EXERCISE TASK:
Transcribe the records that follow. Keep every word exactly, and drop the pictures.

MATERIAL SUPPLIED:

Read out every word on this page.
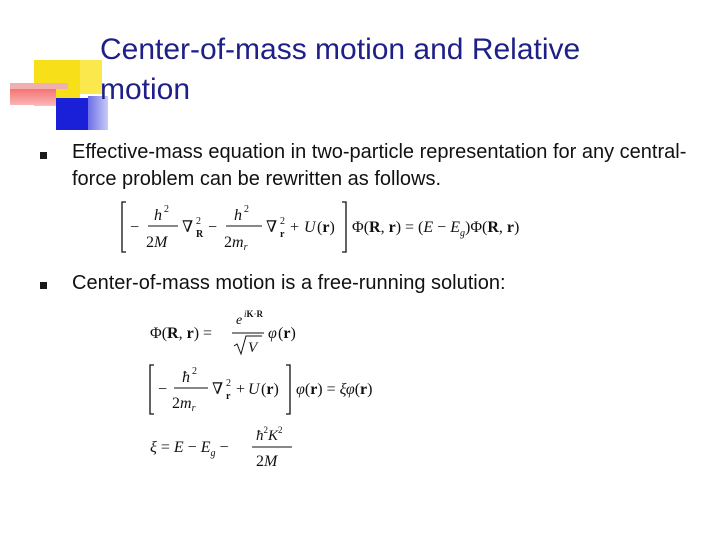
Center-of-mass motion and Relative motion
Effective-mass equation in two-particle representation for any central-force problem can be rewritten as follows.
−
h 2
2M
∇ 2
R −
h 2
2mr
∇ 2
r + U (r) Φ(R, $r) = (E - E_g)\Phi(R$, r)
Center-of-mass motion is a free-running solution:
Φ(R, r) =
e iK·R
V
φ (r)
−
ħ 2
2mr
∇ 2
r + U (r) φ(r) = ξφ(r)
$\xi = E - E_g$ −
$ħ^2K^2$
2M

SOLUTION BELOW:
Read out every word on this page.
Center-of-mass motion and Relative motion
Effective-mass equation in two-particle representation for any central-force problem can be rewritten as follows.
−
h 2
2M
∇ 2
R −
h 2
2mr
∇ 2
r + U (r) Φ(R, $r) = (E - E_g)\Phi(R$, r)
Center-of-mass motion is a free-running solution:
Φ(R, r) =
e iK·R
V
φ (r)
−
ħ 2
2mr
∇ 2
r + U (r) φ(r) = ξφ(r)
$\xi = E - E_g$ −
$ħ^2K^2$
2M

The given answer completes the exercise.